▶ [To be done] Will you write out the data exactly, excluding every picture?

▶ [Provided material]
** begin **

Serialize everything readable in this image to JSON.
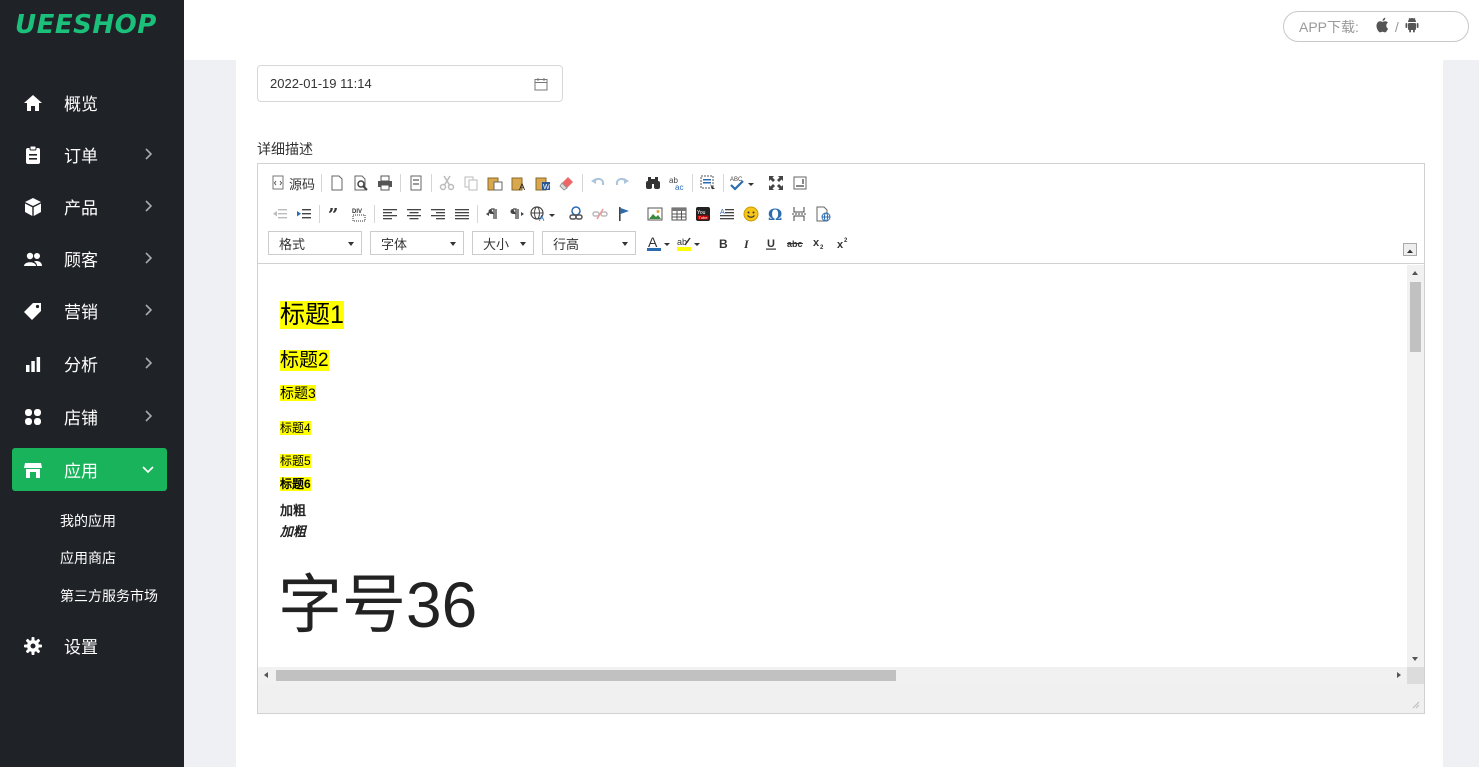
{
  "brand": {
    "logo": "UEESHOP"
  },
  "sidebar": {
    "items": [
      {
        "label": "概览",
        "icon": "home-icon",
        "has_arrow": false
      },
      {
        "label": "订单",
        "icon": "clipboard-icon",
        "has_arrow": true
      },
      {
        "label": "产品",
        "icon": "box-icon",
        "has_arrow": true
      },
      {
        "label": "顾客",
        "icon": "users-icon",
        "has_arrow": true
      },
      {
        "label": "营销",
        "icon": "tag-icon",
        "has_arrow": true
      },
      {
        "label": "分析",
        "icon": "bar-chart-icon",
        "has_arrow": true
      },
      {
        "label": "店铺",
        "icon": "grid-icon",
        "has_arrow": true
      },
      {
        "label": "应用",
        "icon": "store-icon",
        "has_arrow": true,
        "active": true
      },
      {
        "label": "设置",
        "icon": "gear-icon",
        "has_arrow": false
      }
    ],
    "sub_items": [
      "我的应用",
      "应用商店",
      "第三方服务市场"
    ],
    "active_color": "#19b35b"
  },
  "topbar": {
    "app_download_label": "APP下载:",
    "separator": "/"
  },
  "form": {
    "date_value": "2022-01-19 11:14",
    "description_label": "详细描述"
  },
  "editor": {
    "source_label": "源码",
    "combos": {
      "format": "格式",
      "font": "字体",
      "size": "大小",
      "line_height": "行高"
    },
    "content": {
      "h1": "标题1",
      "h2": "标题2",
      "h3": "标题3",
      "h4": "标题4",
      "h5": "标题5",
      "h6": "标题6",
      "bold": "加粗",
      "bold_italic": "加粗",
      "big": "字号36"
    },
    "highlight_color": "#ffff00"
  }
}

** end **

▶ [Response to the exercise]
Serialize everything readable in this image to JSON.
{
  "brand": {
    "logo": "UEESHOP"
  },
  "sidebar": {
    "items": [
      {
        "label": "概览",
        "icon": "home-icon",
        "has_arrow": false
      },
      {
        "label": "订单",
        "icon": "clipboard-icon",
        "has_arrow": true
      },
      {
        "label": "产品",
        "icon": "box-icon",
        "has_arrow": true
      },
      {
        "label": "顾客",
        "icon": "users-icon",
        "has_arrow": true
      },
      {
        "label": "营销",
        "icon": "tag-icon",
        "has_arrow": true
      },
      {
        "label": "分析",
        "icon": "bar-chart-icon",
        "has_arrow": true
      },
      {
        "label": "店铺",
        "icon": "grid-icon",
        "has_arrow": true
      },
      {
        "label": "应用",
        "icon": "store-icon",
        "has_arrow": true,
        "active": true
      },
      {
        "label": "设置",
        "icon": "gear-icon",
        "has_arrow": false
      }
    ],
    "sub_items": [
      "我的应用",
      "应用商店",
      "第三方服务市场"
    ],
    "active_color": "#19b35b"
  },
  "topbar": {
    "app_download_label": "APP下载:",
    "separator": "/"
  },
  "form": {
    "date_value": "2022-01-19 11:14",
    "description_label": "详细描述"
  },
  "editor": {
    "source_label": "源码",
    "combos": {
      "format": "格式",
      "font": "字体",
      "size": "大小",
      "line_height": "行高"
    },
    "content": {
      "h1": "标题1",
      "h2": "标题2",
      "h3": "标题3",
      "h4": "标题4",
      "h5": "标题5",
      "h6": "标题6",
      "bold": "加粗",
      "bold_italic": "加粗",
      "big": "字号36"
    },
    "highlight_color": "#ffff00"
  }
}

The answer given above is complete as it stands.